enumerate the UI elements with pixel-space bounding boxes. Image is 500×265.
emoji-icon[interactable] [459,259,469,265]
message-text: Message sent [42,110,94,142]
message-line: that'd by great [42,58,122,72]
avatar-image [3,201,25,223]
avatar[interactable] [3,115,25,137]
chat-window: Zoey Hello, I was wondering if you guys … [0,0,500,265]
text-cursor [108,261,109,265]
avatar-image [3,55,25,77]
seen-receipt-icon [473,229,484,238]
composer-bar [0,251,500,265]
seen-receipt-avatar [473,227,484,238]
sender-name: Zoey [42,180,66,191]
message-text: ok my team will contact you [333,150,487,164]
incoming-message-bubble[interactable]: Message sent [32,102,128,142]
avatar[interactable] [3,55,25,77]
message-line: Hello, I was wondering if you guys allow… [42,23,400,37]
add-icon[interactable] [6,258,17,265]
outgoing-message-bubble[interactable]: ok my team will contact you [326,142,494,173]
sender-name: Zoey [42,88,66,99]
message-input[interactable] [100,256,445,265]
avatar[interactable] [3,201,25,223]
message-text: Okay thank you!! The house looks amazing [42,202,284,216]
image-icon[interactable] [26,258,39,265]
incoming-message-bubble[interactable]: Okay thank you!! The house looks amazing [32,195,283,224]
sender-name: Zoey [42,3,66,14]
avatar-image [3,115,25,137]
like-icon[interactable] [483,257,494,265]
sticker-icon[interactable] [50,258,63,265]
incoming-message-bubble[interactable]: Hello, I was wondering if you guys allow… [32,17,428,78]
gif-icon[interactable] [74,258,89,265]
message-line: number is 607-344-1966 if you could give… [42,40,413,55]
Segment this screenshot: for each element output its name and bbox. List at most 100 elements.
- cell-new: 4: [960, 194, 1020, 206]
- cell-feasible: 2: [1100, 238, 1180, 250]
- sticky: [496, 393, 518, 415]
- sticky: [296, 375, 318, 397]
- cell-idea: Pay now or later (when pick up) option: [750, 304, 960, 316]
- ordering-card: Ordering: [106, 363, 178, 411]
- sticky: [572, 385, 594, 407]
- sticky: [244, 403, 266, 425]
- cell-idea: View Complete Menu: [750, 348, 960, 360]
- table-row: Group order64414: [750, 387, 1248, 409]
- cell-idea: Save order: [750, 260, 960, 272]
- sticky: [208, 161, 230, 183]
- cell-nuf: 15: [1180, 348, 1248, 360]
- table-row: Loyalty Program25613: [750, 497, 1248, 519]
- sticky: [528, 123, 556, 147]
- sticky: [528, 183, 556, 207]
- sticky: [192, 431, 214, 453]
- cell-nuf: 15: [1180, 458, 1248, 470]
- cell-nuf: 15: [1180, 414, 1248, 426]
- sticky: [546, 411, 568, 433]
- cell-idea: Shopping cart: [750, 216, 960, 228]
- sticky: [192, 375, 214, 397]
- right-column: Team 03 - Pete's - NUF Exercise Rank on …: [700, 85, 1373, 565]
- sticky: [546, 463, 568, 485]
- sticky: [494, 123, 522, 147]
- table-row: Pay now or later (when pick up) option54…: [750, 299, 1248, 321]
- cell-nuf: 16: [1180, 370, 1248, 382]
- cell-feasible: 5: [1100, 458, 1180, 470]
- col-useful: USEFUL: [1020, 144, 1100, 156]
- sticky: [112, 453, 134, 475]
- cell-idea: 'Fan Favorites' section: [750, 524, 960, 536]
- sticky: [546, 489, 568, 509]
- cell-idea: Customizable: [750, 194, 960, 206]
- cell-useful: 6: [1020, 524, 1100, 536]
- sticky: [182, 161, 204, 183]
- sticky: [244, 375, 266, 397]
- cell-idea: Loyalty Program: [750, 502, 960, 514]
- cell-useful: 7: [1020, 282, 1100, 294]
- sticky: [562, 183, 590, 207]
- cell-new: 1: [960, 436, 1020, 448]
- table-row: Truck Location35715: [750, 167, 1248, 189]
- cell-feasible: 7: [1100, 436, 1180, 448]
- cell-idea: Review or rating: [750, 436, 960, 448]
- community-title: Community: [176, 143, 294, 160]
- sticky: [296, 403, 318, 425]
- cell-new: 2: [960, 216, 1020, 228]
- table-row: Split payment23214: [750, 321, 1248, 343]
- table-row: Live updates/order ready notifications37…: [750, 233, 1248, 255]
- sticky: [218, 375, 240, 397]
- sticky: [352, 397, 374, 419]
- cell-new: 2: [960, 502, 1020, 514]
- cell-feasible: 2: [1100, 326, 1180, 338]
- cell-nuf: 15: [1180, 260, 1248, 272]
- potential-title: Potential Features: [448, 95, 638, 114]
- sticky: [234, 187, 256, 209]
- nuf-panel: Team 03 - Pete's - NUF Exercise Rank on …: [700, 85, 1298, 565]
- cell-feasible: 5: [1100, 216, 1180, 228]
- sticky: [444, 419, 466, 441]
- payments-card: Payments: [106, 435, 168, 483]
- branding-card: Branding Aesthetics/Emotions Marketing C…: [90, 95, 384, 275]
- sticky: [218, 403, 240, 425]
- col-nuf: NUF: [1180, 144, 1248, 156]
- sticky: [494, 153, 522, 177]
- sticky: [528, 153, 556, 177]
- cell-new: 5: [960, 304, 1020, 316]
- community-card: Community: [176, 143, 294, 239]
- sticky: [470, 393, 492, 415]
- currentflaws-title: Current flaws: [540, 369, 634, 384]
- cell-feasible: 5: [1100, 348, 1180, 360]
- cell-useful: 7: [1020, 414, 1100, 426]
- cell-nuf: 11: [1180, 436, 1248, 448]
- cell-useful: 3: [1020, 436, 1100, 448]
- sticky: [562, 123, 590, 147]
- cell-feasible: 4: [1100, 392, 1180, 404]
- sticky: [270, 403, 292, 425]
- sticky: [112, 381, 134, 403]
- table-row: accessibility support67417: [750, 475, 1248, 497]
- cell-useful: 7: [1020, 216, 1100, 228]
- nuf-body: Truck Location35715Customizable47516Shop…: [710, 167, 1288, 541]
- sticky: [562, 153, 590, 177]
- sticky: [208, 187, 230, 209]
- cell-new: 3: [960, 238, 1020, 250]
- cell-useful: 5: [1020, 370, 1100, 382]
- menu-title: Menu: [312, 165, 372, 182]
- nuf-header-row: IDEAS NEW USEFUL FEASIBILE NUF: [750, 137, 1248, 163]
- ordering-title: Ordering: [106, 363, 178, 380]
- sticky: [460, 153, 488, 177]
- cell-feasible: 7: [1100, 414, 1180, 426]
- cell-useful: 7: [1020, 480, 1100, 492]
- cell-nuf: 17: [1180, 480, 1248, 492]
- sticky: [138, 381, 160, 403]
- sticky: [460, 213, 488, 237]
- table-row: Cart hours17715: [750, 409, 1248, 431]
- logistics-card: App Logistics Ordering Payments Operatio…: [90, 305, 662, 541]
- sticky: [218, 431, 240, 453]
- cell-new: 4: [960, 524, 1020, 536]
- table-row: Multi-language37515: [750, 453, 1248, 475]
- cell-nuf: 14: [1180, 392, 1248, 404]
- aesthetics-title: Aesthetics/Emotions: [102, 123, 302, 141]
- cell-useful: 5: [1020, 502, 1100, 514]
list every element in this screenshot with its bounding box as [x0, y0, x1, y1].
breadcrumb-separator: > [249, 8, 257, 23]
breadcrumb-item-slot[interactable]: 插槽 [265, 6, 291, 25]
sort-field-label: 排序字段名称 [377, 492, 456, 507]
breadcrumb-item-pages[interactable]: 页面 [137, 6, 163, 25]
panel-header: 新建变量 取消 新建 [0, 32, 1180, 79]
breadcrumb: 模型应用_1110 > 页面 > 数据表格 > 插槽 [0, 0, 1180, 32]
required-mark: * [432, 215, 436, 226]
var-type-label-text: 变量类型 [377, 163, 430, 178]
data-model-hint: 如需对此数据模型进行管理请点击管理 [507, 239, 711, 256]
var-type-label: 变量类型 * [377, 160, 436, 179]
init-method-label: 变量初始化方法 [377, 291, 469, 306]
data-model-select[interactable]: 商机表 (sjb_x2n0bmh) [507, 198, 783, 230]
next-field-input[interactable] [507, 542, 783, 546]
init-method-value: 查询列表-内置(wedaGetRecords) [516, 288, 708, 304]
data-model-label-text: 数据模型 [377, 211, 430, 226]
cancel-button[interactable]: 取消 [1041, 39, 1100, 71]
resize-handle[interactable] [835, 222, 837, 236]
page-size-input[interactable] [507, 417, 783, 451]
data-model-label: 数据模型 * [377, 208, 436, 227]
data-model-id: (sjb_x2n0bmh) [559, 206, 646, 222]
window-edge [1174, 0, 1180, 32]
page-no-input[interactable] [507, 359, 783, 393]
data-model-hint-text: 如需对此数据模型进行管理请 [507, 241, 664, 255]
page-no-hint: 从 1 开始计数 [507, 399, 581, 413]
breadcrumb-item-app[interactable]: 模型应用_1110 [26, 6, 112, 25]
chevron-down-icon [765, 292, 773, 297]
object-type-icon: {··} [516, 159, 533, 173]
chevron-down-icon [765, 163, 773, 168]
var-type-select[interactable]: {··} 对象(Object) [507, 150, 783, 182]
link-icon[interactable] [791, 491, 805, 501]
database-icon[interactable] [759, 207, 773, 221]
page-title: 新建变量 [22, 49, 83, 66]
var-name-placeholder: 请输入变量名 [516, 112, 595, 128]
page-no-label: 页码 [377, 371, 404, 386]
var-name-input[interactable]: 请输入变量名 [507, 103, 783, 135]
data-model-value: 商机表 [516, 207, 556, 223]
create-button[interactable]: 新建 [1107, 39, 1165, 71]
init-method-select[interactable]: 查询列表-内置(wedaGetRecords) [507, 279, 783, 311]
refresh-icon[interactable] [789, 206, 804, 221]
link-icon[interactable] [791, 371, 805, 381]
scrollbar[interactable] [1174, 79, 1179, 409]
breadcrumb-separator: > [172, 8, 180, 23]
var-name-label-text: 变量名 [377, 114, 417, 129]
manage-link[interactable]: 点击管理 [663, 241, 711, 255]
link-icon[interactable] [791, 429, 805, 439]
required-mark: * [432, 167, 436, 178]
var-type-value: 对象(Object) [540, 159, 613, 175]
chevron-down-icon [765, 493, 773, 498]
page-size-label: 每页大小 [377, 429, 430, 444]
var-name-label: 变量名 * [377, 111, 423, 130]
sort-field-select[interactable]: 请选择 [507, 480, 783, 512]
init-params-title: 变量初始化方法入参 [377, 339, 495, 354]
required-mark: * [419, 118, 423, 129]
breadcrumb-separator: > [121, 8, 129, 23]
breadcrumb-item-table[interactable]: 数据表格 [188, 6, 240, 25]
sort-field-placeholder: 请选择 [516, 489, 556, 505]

◆ **Set problem**: Reproduce, character for character, every line from the very first one up to and including the line that contains "- sticky: [208, 161, 230, 183]".

◆ **Exercise solution**:
enumerate the UI elements with pixel-space bounding boxes. Image is 500×265.
emoji-icon[interactable] [459,259,469,265]
message-text: Message sent [42,110,94,142]
message-line: that'd by great [42,58,122,72]
avatar-image [3,201,25,223]
avatar[interactable] [3,115,25,137]
chat-window: Zoey Hello, I was wondering if you guys … [0,0,500,265]
text-cursor [108,261,109,265]
avatar-image [3,55,25,77]
seen-receipt-icon [473,229,484,238]
composer-bar [0,251,500,265]
seen-receipt-avatar [473,227,484,238]
sender-name: Zoey [42,180,66,191]
message-text: ok my team will contact you [333,150,487,164]
incoming-message-bubble[interactable]: Message sent [32,102,128,142]
avatar[interactable] [3,55,25,77]
message-line: Hello, I was wondering if you guys allow… [42,23,400,37]
add-icon[interactable] [6,258,17,265]
outgoing-message-bubble[interactable]: ok my team will contact you [326,142,494,173]
sender-name: Zoey [42,88,66,99]
message-input[interactable] [100,256,445,265]
avatar[interactable] [3,201,25,223]
message-text: Okay thank you!! The house looks amazing [42,202,284,216]
image-icon[interactable] [26,258,39,265]
incoming-message-bubble[interactable]: Okay thank you!! The house looks amazing [32,195,283,224]
sender-name: Zoey [42,3,66,14]
avatar-image [3,115,25,137]
like-icon[interactable] [483,257,494,265]
sticker-icon[interactable] [50,258,63,265]
incoming-message-bubble[interactable]: Hello, I was wondering if you guys allow… [32,17,428,78]
gif-icon[interactable] [74,258,89,265]
message-line: number is 607-344-1966 if you could give… [42,40,413,55]
Segment this screenshot: for each element output its name and bbox. List at most 100 elements.
- cell-new: 4: [960, 194, 1020, 206]
- cell-feasible: 2: [1100, 238, 1180, 250]
- sticky: [496, 393, 518, 415]
- sticky: [296, 375, 318, 397]
- cell-idea: Pay now or later (when pick up) option: [750, 304, 960, 316]
- ordering-card: Ordering: [106, 363, 178, 411]
- sticky: [572, 385, 594, 407]
- sticky: [244, 403, 266, 425]
- cell-idea: View Complete Menu: [750, 348, 960, 360]
- table-row: Group order64414: [750, 387, 1248, 409]
- cell-idea: Save order: [750, 260, 960, 272]
- sticky: [208, 161, 230, 183]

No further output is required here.